Exercise task
Go through the material below and copy all lines with "метрологии".

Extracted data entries
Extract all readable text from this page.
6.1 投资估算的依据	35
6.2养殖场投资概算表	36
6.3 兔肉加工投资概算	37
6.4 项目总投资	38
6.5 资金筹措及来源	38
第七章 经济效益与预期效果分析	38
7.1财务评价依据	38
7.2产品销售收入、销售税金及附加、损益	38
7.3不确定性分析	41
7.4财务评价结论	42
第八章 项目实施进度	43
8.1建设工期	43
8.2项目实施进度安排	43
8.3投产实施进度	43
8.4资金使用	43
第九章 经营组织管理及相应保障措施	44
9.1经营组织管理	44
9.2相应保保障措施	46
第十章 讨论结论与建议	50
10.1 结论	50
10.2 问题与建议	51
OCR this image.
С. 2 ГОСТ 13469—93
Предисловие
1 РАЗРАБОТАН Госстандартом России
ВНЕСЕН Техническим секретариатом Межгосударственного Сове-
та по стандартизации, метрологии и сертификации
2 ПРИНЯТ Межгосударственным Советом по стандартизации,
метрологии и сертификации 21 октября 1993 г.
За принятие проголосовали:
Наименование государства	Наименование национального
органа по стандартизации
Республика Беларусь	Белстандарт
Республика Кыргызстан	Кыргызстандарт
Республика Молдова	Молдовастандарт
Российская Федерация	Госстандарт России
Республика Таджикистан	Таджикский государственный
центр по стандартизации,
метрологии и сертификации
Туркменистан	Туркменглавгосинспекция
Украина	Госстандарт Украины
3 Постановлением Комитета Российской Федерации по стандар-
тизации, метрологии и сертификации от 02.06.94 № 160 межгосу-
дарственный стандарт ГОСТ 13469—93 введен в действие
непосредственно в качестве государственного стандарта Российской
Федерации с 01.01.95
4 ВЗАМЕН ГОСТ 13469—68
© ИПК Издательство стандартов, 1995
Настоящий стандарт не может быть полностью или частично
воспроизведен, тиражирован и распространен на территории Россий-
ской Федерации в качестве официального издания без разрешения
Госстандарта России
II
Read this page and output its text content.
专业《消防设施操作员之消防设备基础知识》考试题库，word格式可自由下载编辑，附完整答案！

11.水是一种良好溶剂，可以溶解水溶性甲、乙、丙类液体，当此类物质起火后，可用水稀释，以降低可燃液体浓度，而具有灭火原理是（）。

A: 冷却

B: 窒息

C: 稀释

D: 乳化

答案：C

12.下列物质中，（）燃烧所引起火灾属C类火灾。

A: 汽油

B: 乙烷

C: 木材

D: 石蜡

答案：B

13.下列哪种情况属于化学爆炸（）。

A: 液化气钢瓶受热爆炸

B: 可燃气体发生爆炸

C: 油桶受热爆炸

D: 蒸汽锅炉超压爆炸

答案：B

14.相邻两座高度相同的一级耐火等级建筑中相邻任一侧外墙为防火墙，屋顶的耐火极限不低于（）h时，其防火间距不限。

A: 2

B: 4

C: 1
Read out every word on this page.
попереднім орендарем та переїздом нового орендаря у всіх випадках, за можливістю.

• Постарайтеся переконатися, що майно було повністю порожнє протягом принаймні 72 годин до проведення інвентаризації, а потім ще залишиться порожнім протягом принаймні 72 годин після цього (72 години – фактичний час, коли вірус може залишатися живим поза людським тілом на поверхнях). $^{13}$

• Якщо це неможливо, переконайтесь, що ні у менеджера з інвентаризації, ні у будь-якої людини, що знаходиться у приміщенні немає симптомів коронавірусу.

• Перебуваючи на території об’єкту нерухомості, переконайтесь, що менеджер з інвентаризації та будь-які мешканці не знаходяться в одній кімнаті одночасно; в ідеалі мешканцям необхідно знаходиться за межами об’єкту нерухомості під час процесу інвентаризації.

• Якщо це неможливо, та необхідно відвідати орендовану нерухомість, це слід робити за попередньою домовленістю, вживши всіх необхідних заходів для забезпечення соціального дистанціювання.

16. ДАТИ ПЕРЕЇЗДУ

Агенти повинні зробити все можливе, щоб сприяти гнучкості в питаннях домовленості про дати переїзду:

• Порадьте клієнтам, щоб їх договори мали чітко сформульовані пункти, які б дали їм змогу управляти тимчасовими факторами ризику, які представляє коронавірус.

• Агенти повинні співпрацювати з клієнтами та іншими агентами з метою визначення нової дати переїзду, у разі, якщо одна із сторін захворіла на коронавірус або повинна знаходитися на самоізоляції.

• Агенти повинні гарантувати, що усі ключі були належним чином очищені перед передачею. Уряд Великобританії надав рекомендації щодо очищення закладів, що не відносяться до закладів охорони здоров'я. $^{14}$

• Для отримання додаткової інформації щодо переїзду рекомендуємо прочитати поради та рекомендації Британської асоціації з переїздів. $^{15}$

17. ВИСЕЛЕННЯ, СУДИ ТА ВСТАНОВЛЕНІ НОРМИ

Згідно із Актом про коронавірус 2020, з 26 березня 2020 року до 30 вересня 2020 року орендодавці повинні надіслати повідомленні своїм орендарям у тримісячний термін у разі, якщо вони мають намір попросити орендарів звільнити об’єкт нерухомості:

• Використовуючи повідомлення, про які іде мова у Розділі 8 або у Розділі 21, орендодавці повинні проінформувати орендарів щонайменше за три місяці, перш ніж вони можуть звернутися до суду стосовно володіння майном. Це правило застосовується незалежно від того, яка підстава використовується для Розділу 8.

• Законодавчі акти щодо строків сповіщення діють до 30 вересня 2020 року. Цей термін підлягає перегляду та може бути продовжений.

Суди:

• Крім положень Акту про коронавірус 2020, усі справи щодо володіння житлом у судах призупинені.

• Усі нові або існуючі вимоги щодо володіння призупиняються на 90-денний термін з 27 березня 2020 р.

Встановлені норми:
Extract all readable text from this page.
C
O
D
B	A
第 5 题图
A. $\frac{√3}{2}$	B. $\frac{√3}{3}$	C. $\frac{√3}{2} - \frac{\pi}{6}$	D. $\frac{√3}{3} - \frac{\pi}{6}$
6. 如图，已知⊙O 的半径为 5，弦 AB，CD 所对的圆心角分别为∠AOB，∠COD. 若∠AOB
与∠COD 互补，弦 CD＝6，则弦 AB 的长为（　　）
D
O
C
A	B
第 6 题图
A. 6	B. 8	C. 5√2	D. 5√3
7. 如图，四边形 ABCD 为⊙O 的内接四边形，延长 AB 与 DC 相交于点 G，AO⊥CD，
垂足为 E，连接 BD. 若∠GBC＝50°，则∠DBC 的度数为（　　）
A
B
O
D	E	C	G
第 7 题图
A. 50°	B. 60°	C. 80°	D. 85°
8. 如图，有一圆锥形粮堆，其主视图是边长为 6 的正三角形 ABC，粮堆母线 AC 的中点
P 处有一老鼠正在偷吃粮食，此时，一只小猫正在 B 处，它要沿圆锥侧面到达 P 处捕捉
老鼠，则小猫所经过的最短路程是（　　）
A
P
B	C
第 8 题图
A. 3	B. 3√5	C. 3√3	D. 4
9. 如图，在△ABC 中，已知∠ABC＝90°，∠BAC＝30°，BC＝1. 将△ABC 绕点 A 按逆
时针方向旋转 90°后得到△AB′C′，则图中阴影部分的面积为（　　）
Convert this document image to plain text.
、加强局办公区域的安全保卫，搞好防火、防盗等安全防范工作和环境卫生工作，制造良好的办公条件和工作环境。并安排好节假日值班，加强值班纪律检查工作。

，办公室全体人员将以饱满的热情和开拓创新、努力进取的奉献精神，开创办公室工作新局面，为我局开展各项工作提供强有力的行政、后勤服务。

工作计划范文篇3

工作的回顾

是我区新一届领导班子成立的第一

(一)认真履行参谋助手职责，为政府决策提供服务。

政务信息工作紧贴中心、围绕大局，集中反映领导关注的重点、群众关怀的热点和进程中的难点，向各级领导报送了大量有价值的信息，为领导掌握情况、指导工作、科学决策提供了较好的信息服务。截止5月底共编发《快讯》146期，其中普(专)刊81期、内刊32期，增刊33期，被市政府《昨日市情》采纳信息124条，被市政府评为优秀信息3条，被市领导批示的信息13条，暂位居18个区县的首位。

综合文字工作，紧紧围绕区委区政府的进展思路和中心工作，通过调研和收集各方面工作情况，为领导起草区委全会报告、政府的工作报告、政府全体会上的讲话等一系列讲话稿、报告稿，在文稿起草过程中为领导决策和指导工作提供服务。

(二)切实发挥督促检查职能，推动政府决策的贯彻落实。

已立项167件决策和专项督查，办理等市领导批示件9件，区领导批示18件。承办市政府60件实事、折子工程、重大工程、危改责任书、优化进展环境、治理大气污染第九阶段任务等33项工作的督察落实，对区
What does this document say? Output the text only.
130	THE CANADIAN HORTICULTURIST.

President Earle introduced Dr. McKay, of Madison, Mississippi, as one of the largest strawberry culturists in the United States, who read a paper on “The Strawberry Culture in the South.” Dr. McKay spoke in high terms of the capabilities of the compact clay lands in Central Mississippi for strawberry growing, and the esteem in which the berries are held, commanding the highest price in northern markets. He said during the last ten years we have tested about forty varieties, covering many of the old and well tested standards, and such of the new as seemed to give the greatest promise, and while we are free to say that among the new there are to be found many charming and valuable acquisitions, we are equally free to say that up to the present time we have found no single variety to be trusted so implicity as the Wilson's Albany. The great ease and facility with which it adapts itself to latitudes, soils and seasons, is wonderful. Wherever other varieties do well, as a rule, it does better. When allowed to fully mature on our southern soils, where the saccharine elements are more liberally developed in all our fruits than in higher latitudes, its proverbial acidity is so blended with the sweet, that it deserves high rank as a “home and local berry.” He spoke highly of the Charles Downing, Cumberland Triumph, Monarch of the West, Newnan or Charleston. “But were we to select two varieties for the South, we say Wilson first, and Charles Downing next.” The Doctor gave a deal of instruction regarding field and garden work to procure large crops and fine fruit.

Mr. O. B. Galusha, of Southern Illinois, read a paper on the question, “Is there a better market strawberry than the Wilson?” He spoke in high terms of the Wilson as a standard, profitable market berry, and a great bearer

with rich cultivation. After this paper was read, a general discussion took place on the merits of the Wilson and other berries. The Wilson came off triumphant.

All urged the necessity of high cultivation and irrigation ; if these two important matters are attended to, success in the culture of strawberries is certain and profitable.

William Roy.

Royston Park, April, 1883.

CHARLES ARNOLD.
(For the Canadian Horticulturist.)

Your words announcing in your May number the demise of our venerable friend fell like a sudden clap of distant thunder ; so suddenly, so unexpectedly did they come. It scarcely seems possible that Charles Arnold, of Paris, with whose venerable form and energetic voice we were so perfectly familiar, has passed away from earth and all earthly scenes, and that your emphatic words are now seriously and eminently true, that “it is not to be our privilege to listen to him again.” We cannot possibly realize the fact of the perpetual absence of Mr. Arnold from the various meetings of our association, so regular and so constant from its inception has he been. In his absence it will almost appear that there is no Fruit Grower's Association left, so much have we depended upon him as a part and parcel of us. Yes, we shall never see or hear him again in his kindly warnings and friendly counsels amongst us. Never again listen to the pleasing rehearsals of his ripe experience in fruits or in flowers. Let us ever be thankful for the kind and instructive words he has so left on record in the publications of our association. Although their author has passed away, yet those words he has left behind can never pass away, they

Full response
та по стандартизации, метрологии и сертификации
метрологии и сертификации 21 октября 1993 г.
метрологии и сертификации
тизации, метрологии и сертификации от 02.06.94 № 160 межгосу-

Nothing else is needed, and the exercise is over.